<<<<
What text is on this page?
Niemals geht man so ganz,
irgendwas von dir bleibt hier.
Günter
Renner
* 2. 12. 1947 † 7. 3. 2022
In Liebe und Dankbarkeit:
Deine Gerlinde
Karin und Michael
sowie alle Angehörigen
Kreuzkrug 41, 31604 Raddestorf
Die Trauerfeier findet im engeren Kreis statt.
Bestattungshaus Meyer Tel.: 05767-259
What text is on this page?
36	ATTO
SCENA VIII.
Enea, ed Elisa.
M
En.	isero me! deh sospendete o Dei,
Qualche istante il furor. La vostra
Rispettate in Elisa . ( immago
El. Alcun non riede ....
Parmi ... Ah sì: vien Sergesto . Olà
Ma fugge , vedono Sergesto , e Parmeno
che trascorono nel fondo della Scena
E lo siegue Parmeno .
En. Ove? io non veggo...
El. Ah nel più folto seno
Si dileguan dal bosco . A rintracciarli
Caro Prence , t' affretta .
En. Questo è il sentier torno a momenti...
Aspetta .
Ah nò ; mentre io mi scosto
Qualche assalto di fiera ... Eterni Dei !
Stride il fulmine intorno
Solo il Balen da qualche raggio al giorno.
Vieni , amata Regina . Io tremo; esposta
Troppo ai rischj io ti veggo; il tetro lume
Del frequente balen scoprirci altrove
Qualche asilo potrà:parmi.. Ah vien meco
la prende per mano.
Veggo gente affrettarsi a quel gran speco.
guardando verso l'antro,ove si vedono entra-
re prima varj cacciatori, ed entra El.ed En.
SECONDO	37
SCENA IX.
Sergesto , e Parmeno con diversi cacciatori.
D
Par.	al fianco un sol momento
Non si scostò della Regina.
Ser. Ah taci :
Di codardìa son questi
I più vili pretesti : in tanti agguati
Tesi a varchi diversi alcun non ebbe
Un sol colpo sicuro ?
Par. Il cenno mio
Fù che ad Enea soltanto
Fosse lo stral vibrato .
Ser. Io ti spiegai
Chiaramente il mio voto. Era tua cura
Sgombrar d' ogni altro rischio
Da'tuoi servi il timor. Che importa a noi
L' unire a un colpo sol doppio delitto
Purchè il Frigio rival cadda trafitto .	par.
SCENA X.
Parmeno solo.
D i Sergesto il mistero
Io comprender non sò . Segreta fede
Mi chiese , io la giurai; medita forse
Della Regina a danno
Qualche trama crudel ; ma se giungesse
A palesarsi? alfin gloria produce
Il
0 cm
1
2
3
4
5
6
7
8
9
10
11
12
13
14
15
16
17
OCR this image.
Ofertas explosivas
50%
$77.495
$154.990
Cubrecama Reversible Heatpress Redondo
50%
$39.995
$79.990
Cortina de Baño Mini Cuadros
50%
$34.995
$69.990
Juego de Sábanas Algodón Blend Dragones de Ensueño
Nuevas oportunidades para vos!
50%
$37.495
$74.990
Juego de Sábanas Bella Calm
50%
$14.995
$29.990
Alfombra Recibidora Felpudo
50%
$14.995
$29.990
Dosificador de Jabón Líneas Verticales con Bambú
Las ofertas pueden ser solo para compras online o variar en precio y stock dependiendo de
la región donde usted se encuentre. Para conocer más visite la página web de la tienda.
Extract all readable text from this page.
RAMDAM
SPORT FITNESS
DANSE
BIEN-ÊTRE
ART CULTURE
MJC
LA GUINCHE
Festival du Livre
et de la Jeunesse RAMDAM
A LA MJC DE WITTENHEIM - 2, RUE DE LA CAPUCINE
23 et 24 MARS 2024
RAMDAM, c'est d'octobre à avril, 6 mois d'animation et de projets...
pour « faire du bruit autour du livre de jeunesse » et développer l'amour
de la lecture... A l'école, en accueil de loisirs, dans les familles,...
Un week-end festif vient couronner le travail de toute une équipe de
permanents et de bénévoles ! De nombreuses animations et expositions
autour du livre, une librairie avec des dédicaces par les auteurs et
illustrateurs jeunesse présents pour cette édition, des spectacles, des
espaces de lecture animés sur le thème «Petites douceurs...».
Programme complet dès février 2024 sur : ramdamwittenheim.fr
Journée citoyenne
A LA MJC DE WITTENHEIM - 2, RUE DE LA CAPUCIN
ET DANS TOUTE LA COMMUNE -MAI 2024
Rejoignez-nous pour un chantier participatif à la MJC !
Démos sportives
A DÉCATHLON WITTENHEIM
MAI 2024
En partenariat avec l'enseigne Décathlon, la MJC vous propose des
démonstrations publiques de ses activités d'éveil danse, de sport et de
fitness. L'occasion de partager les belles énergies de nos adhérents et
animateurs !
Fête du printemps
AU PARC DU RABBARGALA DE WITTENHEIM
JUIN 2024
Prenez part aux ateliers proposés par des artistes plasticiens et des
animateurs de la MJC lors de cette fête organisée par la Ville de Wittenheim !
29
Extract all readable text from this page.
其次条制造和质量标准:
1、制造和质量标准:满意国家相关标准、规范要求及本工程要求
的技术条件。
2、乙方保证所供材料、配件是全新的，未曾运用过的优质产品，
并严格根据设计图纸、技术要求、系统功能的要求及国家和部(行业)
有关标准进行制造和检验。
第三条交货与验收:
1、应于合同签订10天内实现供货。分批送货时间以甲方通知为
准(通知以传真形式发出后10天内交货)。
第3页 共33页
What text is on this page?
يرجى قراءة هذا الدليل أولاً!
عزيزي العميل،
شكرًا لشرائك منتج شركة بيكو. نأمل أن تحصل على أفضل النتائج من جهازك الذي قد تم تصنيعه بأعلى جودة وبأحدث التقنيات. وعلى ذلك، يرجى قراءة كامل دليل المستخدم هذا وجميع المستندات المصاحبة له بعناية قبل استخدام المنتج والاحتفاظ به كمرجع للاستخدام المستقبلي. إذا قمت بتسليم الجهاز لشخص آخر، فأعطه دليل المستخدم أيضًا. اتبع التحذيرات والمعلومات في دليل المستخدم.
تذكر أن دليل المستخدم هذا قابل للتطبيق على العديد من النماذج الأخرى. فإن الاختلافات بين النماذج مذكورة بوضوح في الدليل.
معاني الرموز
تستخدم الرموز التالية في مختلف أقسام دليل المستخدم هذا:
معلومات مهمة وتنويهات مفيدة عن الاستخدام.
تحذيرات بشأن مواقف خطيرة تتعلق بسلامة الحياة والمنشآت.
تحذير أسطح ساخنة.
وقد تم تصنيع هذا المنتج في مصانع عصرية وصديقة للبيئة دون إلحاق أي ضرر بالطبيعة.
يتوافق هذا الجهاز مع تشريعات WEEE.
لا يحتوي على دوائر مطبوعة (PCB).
>>>>
◆ Instructions for the task
Emit the records above again, exactly, with no line skipped.

◆ Solution for this problem
What text is on this page?
Niemals geht man so ganz,
irgendwas von dir bleibt hier.
Günter
Renner
* 2. 12. 1947 † 7. 3. 2022
In Liebe und Dankbarkeit:
Deine Gerlinde
Karin und Michael
sowie alle Angehörigen
Kreuzkrug 41, 31604 Raddestorf
Die Trauerfeier findet im engeren Kreis statt.
Bestattungshaus Meyer Tel.: 05767-259
What text is on this page?
36	ATTO
SCENA VIII.
Enea, ed Elisa.
M
En.	isero me! deh sospendete o Dei,
Qualche istante il furor. La vostra
Rispettate in Elisa . ( immago
El. Alcun non riede ....
Parmi ... Ah sì: vien Sergesto . Olà
Ma fugge , vedono Sergesto , e Parmeno
che trascorono nel fondo della Scena
E lo siegue Parmeno .
En. Ove? io non veggo...
El. Ah nel più folto seno
Si dileguan dal bosco . A rintracciarli
Caro Prence , t' affretta .
En. Questo è il sentier torno a momenti...
Aspetta .
Ah nò ; mentre io mi scosto
Qualche assalto di fiera ... Eterni Dei !
Stride il fulmine intorno
Solo il Balen da qualche raggio al giorno.
Vieni , amata Regina . Io tremo; esposta
Troppo ai rischj io ti veggo; il tetro lume
Del frequente balen scoprirci altrove
Qualche asilo potrà:parmi.. Ah vien meco
la prende per mano.
Veggo gente affrettarsi a quel gran speco.
guardando verso l'antro,ove si vedono entra-
re prima varj cacciatori, ed entra El.ed En.
SECONDO	37
SCENA IX.
Sergesto , e Parmeno con diversi cacciatori.
D
Par.	al fianco un sol momento
Non si scostò della Regina.
Ser. Ah taci :
Di codardìa son questi
I più vili pretesti : in tanti agguati
Tesi a varchi diversi alcun non ebbe
Un sol colpo sicuro ?
Par. Il cenno mio
Fù che ad Enea soltanto
Fosse lo stral vibrato .
Ser. Io ti spiegai
Chiaramente il mio voto. Era tua cura
Sgombrar d' ogni altro rischio
Da'tuoi servi il timor. Che importa a noi
L' unire a un colpo sol doppio delitto
Purchè il Frigio rival cadda trafitto .	par.
SCENA X.
Parmeno solo.
D i Sergesto il mistero
Io comprender non sò . Segreta fede
Mi chiese , io la giurai; medita forse
Della Regina a danno
Qualche trama crudel ; ma se giungesse
A palesarsi? alfin gloria produce
Il
0 cm
1
2
3
4
5
6
7
8
9
10
11
12
13
14
15
16
17
OCR this image.
Ofertas explosivas
50%
$77.495
$154.990
Cubrecama Reversible Heatpress Redondo
50%
$39.995
$79.990
Cortina de Baño Mini Cuadros
50%
$34.995
$69.990
Juego de Sábanas Algodón Blend Dragones de Ensueño
Nuevas oportunidades para vos!
50%
$37.495
$74.990
Juego de Sábanas Bella Calm
50%
$14.995
$29.990
Alfombra Recibidora Felpudo
50%
$14.995
$29.990
Dosificador de Jabón Líneas Verticales con Bambú
Las ofertas pueden ser solo para compras online o variar en precio y stock dependiendo de
la región donde usted se encuentre. Para conocer más visite la página web de la tienda.
Extract all readable text from this page.
RAMDAM
SPORT FITNESS
DANSE
BIEN-ÊTRE
ART CULTURE
MJC
LA GUINCHE
Festival du Livre
et de la Jeunesse RAMDAM
A LA MJC DE WITTENHEIM - 2, RUE DE LA CAPUCINE
23 et 24 MARS 2024
RAMDAM, c'est d'octobre à avril, 6 mois d'animation et de projets...
pour « faire du bruit autour du livre de jeunesse » et développer l'amour
de la lecture... A l'école, en accueil de loisirs, dans les familles,...
Un week-end festif vient couronner le travail de toute une équipe de
permanents et de bénévoles ! De nombreuses animations et expositions
autour du livre, une librairie avec des dédicaces par les auteurs et
illustrateurs jeunesse présents pour cette édition, des spectacles, des
espaces de lecture animés sur le thème «Petites douceurs...».
Programme complet dès février 2024 sur : ramdamwittenheim.fr
Journée citoyenne
A LA MJC DE WITTENHEIM - 2, RUE DE LA CAPUCIN
ET DANS TOUTE LA COMMUNE -MAI 2024
Rejoignez-nous pour un chantier participatif à la MJC !
Démos sportives
A DÉCATHLON WITTENHEIM
MAI 2024
En partenariat avec l'enseigne Décathlon, la MJC vous propose des
démonstrations publiques de ses activités d'éveil danse, de sport et de
fitness. L'occasion de partager les belles énergies de nos adhérents et
animateurs !
Fête du printemps
AU PARC DU RABBARGALA DE WITTENHEIM
JUIN 2024
Prenez part aux ateliers proposés par des artistes plasticiens et des
animateurs de la MJC lors de cette fête organisée par la Ville de Wittenheim !
29
Extract all readable text from this page.
其次条制造和质量标准:
1、制造和质量标准:满意国家相关标准、规范要求及本工程要求
的技术条件。
2、乙方保证所供材料、配件是全新的，未曾运用过的优质产品，
并严格根据设计图纸、技术要求、系统功能的要求及国家和部(行业)
有关标准进行制造和检验。
第三条交货与验收:
1、应于合同签订10天内实现供货。分批送货时间以甲方通知为
准(通知以传真形式发出后10天内交货)。
第3页 共33页
What text is on this page?
يرجى قراءة هذا الدليل أولاً!
عزيزي العميل،
شكرًا لشرائك منتج شركة بيكو. نأمل أن تحصل على أفضل النتائج من جهازك الذي قد تم تصنيعه بأعلى جودة وبأحدث التقنيات. وعلى ذلك، يرجى قراءة كامل دليل المستخدم هذا وجميع المستندات المصاحبة له بعناية قبل استخدام المنتج والاحتفاظ به كمرجع للاستخدام المستقبلي. إذا قمت بتسليم الجهاز لشخص آخر، فأعطه دليل المستخدم أيضًا. اتبع التحذيرات والمعلومات في دليل المستخدم.
تذكر أن دليل المستخدم هذا قابل للتطبيق على العديد من النماذج الأخرى. فإن الاختلافات بين النماذج مذكورة بوضوح في الدليل.
معاني الرموز
تستخدم الرموز التالية في مختلف أقسام دليل المستخدم هذا:
معلومات مهمة وتنويهات مفيدة عن الاستخدام.
تحذيرات بشأن مواقف خطيرة تتعلق بسلامة الحياة والمنشآت.
تحذير أسطح ساخنة.
وقد تم تصنيع هذا المنتج في مصانع عصرية وصديقة للبيئة دون إلحاق أي ضرر بالطبيعة.
يتوافق هذا الجهاز مع تشريعات WEEE.
لا يحتوي على دوائر مطبوعة (PCB).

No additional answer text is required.